### Your objective
Write out all of the data without omission, exactly as shown.

[Collected data]
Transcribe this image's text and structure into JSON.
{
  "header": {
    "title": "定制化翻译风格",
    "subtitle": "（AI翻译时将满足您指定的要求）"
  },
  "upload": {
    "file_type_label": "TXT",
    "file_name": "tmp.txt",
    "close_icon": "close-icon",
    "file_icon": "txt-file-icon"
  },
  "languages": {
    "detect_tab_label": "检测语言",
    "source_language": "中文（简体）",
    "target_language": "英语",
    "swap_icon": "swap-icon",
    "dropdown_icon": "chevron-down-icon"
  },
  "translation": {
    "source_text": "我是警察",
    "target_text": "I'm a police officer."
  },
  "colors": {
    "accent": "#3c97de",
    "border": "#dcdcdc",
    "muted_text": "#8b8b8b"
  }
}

### Reply
Transcribe this image's text and structure into JSON.
{
  "header": {
    "title": "定制化翻译风格",
    "subtitle": "（AI翻译时将满足您指定的要求）"
  },
  "upload": {
    "file_type_label": "TXT",
    "file_name": "tmp.txt",
    "close_icon": "close-icon",
    "file_icon": "txt-file-icon"
  },
  "languages": {
    "detect_tab_label": "检测语言",
    "source_language": "中文（简体）",
    "target_language": "英语",
    "swap_icon": "swap-icon",
    "dropdown_icon": "chevron-down-icon"
  },
  "translation": {
    "source_text": "我是警察",
    "target_text": "I'm a police officer."
  },
  "colors": {
    "accent": "#3c97de",
    "border": "#dcdcdc",
    "muted_text": "#8b8b8b"
  }
}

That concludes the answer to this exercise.